What is needed.
Select all lines holding the word "true" from the entries that follow.

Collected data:
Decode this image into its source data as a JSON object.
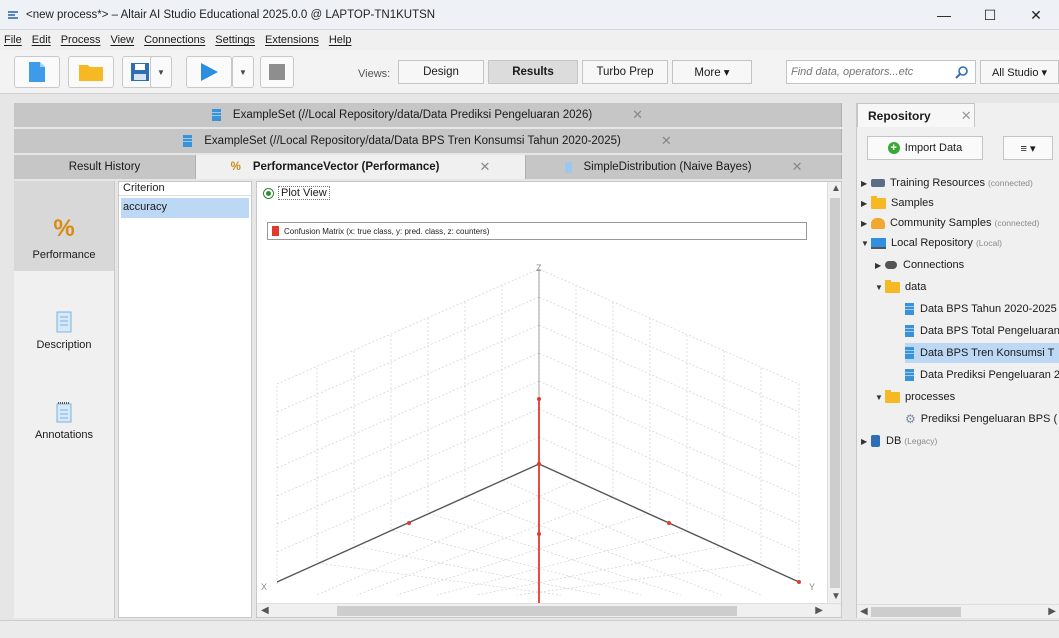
{
  "window": {
    "title": "<new process*> – Altair AI Studio Educational 2025.0.0 @ LAPTOP-TN1KUTSN",
    "minimize": "—",
    "maximize": "☐",
    "close": "✕"
  },
  "menu": [
    "File",
    "Edit",
    "Process",
    "View",
    "Connections",
    "Settings",
    "Extensions",
    "Help"
  ],
  "toolbar": {
    "views_label": "Views:",
    "views": [
      "Design",
      "Results",
      "Turbo Prep",
      "More ▾"
    ],
    "active_view": "Results",
    "search_placeholder": "Find data, operators...etc",
    "perspective": "All Studio ▾"
  },
  "result_tabs": {
    "row1": "ExampleSet (//Local Repository/data/Data Prediksi Pengeluaran 2026)",
    "row2": "ExampleSet (//Local Repository/data/Data BPS Tren Konsumsi Tahun 2020-2025)",
    "row3": [
      "Result History",
      "PerformanceVector (Performance)",
      "SimpleDistribution (Naive Bayes)"
    ],
    "close": "✕"
  },
  "leftnav": {
    "items": [
      "Performance",
      "Description",
      "Annotations"
    ],
    "active": "Performance"
  },
  "criterion": {
    "header": "Criterion",
    "items": [
      "accuracy"
    ]
  },
  "plot": {
    "radio_label": "Plot View",
    "legend": "Confusion Matrix (x: true class,  y: pred. class,  z: counters)",
    "axes": {
      "x": "X",
      "y": "Y",
      "z": "Z"
    },
    "accent": "#e23b2e"
  },
  "repository": {
    "tab": "Repository",
    "import_label": "Import Data",
    "menu_label": "≡ ▾",
    "tree": [
      {
        "label": "Training Resources",
        "sub": "(connected)"
      },
      {
        "label": "Samples",
        "sub": ""
      },
      {
        "label": "Community Samples",
        "sub": "(connected)"
      },
      {
        "label": "Local Repository",
        "sub": "(Local)"
      },
      {
        "label": "Connections",
        "sub": ""
      },
      {
        "label": "data",
        "sub": ""
      },
      {
        "label": "Data BPS Tahun 2020-2025",
        "sub": ""
      },
      {
        "label": "Data BPS Total Pengeluaran",
        "sub": ""
      },
      {
        "label": "Data BPS Tren Konsumsi T",
        "sub": ""
      },
      {
        "label": "Data Prediksi Pengeluaran 2",
        "sub": ""
      },
      {
        "label": "processes",
        "sub": ""
      },
      {
        "label": "Prediksi Pengeluaran BPS (",
        "sub": ""
      },
      {
        "label": "DB",
        "sub": "(Legacy)"
      }
    ]
  }
}
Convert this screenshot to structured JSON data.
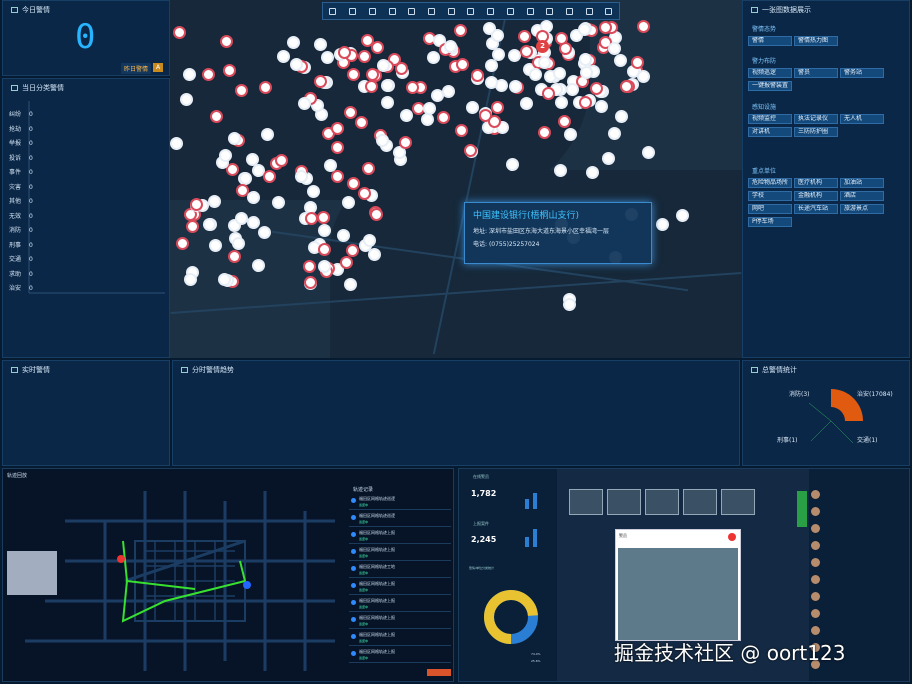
{
  "left": {
    "today_title": "今日警情",
    "today_count": "0",
    "yesterday_label": "昨日警情",
    "yesterday_badge": "A",
    "categories_title": "当日分类警情",
    "categories": [
      {
        "name": "纠纷",
        "value": "0"
      },
      {
        "name": "抢劫",
        "value": "0"
      },
      {
        "name": "举报",
        "value": "0"
      },
      {
        "name": "投诉",
        "value": "0"
      },
      {
        "name": "事件",
        "value": "0"
      },
      {
        "name": "灾害",
        "value": "0"
      },
      {
        "name": "其他",
        "value": "0"
      },
      {
        "name": "无效",
        "value": "0"
      },
      {
        "name": "消防",
        "value": "0"
      },
      {
        "name": "刑事",
        "value": "0"
      },
      {
        "name": "交通",
        "value": "0"
      },
      {
        "name": "求助",
        "value": "0"
      },
      {
        "name": "治安",
        "value": "0"
      }
    ]
  },
  "map": {
    "popup": {
      "name": "中国建设银行(梧桐山支行)",
      "address_label": "地址:",
      "address": "深圳市盐田区东海大道东海景小区幸福湾一层",
      "phone_label": "电话:",
      "phone": "(0755)25257024"
    },
    "cluster": "2"
  },
  "right": {
    "title": "一张图数据展示",
    "sections": [
      {
        "name": "警情态势",
        "chips": [
          "警情",
          "警情热力图"
        ]
      },
      {
        "name": "警力布防",
        "chips": [
          "视频巡逻",
          "警员",
          "警务站",
          "一键报警装置"
        ]
      },
      {
        "name": "感知设施",
        "chips": [
          "视频监控",
          "执法记录仪",
          "无人机",
          "对讲机",
          "三防防护圈"
        ]
      },
      {
        "name": "重点单位",
        "chips": [
          "危险物品场所",
          "医疗机构",
          "加油站",
          "学校",
          "金融机构",
          "酒店",
          "网吧",
          "长途汽车站",
          "旅游景点",
          "P停车场"
        ]
      }
    ]
  },
  "bottom": {
    "realtime_title": "实时警情",
    "trend_title": "分时警情趋势",
    "total_title": "总警情统计",
    "pie": {
      "labels": [
        "治安(17084)",
        "消防(3)",
        "刑事(1)",
        "交通(1)"
      ],
      "values": [
        17084,
        3,
        1,
        1
      ]
    }
  },
  "track": {
    "title": "轨迹回放",
    "records_title": "轨迹记录",
    "records": [
      {
        "name": "福田区网格轨迹巡逻",
        "status": "巡逻中"
      },
      {
        "name": "福田区网格轨迹巡逻",
        "status": "巡逻中"
      },
      {
        "name": "福田区网格轨迹上报",
        "status": "巡逻中"
      },
      {
        "name": "福田区网格轨迹上报",
        "status": "巡逻中"
      },
      {
        "name": "福田区网格轨迹工地",
        "status": "巡逻中"
      },
      {
        "name": "福田区网格轨迹上报",
        "status": "巡逻中"
      },
      {
        "name": "福田区网格轨迹上报",
        "status": "巡逻中"
      },
      {
        "name": "福田区网格轨迹上报",
        "status": "巡逻中"
      },
      {
        "name": "福田区网格轨迹上报",
        "status": "巡逻中"
      },
      {
        "name": "福田区网格轨迹上报",
        "status": "巡逻中"
      }
    ]
  },
  "dash": {
    "stat1_title": "在线警员",
    "stat1": "1,782",
    "stat2_title": "上报案件",
    "stat2": "2,245",
    "donut_title": "警情/单位分类统计",
    "window_title": "警员",
    "legend": [
      "74.4%",
      "25.6%"
    ]
  },
  "watermark": "掘金技术社区 @ oort123"
}
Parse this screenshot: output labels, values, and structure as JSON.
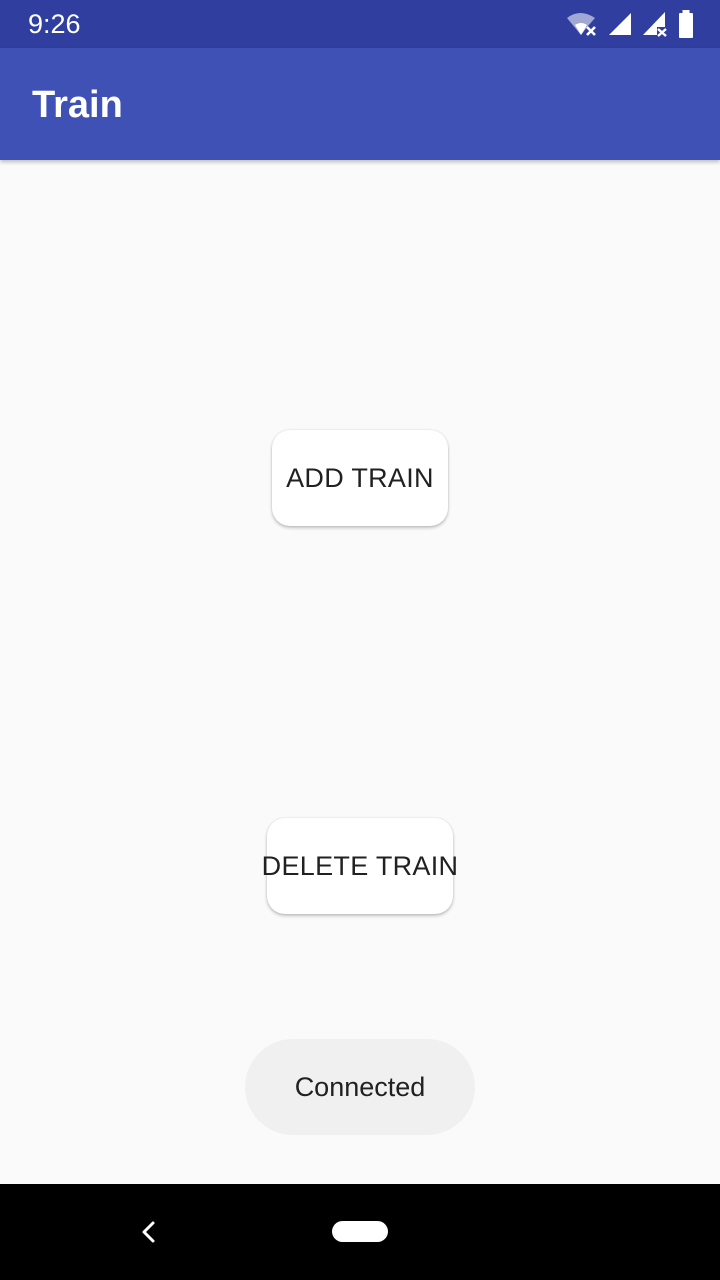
{
  "status_bar": {
    "time": "9:26",
    "icons": [
      "wifi-off-icon",
      "cell-signal-icon",
      "cell-signal-no-data-icon",
      "battery-icon"
    ],
    "color": "#303f9f"
  },
  "app_bar": {
    "title": "Train",
    "color": "#3f51b5"
  },
  "main": {
    "add_train_label": "ADD TRAIN",
    "delete_train_label": "DELETE TRAIN"
  },
  "toast": {
    "message": "Connected"
  },
  "nav_bar": {
    "icons": [
      "back-icon",
      "home-pill-icon"
    ]
  }
}
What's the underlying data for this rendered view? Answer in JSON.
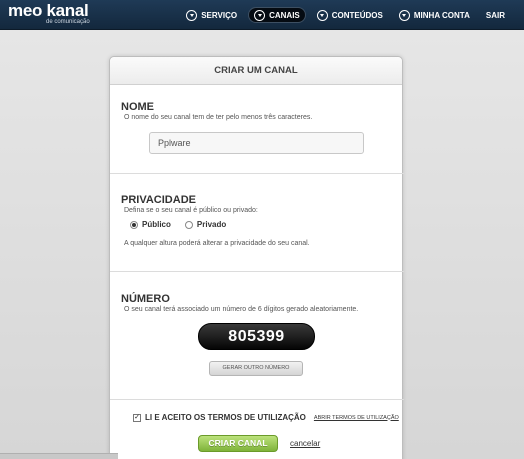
{
  "header": {
    "logo": "meo kanal",
    "logo_sub": "de comunicação",
    "nav": [
      {
        "label": "SERVIÇO",
        "active": false
      },
      {
        "label": "CANAIS",
        "active": true
      },
      {
        "label": "CONTEÚDOS",
        "active": false
      },
      {
        "label": "MINHA CONTA",
        "active": false
      },
      {
        "label": "SAIR",
        "active": false
      }
    ]
  },
  "form": {
    "title": "CRIAR UM CANAL",
    "name": {
      "title": "NOME",
      "hint": "O nome do seu canal tem de ter pelo menos três caracteres.",
      "value": "Pplware"
    },
    "privacy": {
      "title": "PRIVACIDADE",
      "hint": "Defina se o seu canal é público ou privado:",
      "options": [
        {
          "label": "Público",
          "checked": true
        },
        {
          "label": "Privado",
          "checked": false
        }
      ],
      "note": "A qualquer altura poderá alterar a privacidade do seu canal."
    },
    "number": {
      "title": "NÚMERO",
      "hint": "O seu canal terá associado um número de 6 dígitos gerado aleatoriamente.",
      "value": "805399",
      "regenerate_label": "GERAR OUTRO NÚMERO"
    },
    "terms": {
      "label": "LI E ACEITO OS TERMOS DE UTILIZAÇÃO",
      "link": "ABRIR TERMOS DE UTILIZAÇÃO",
      "checked": true,
      "check_mark": "✓"
    },
    "submit_label": "CRIAR CANAL",
    "cancel_label": "cancelar"
  },
  "colors": {
    "topbar": "#1a3148",
    "create_button": "#8cc042"
  }
}
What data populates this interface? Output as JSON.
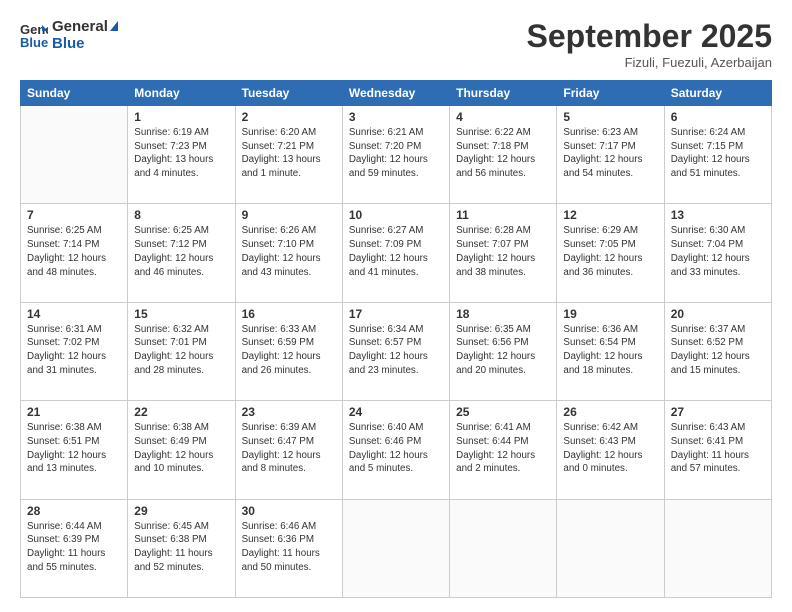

Result.
    "legend": "Confusion Matrix (x: true class,  y: pred. class,  z: counters)",
        "active": true
          "checked": true
      "checked": true,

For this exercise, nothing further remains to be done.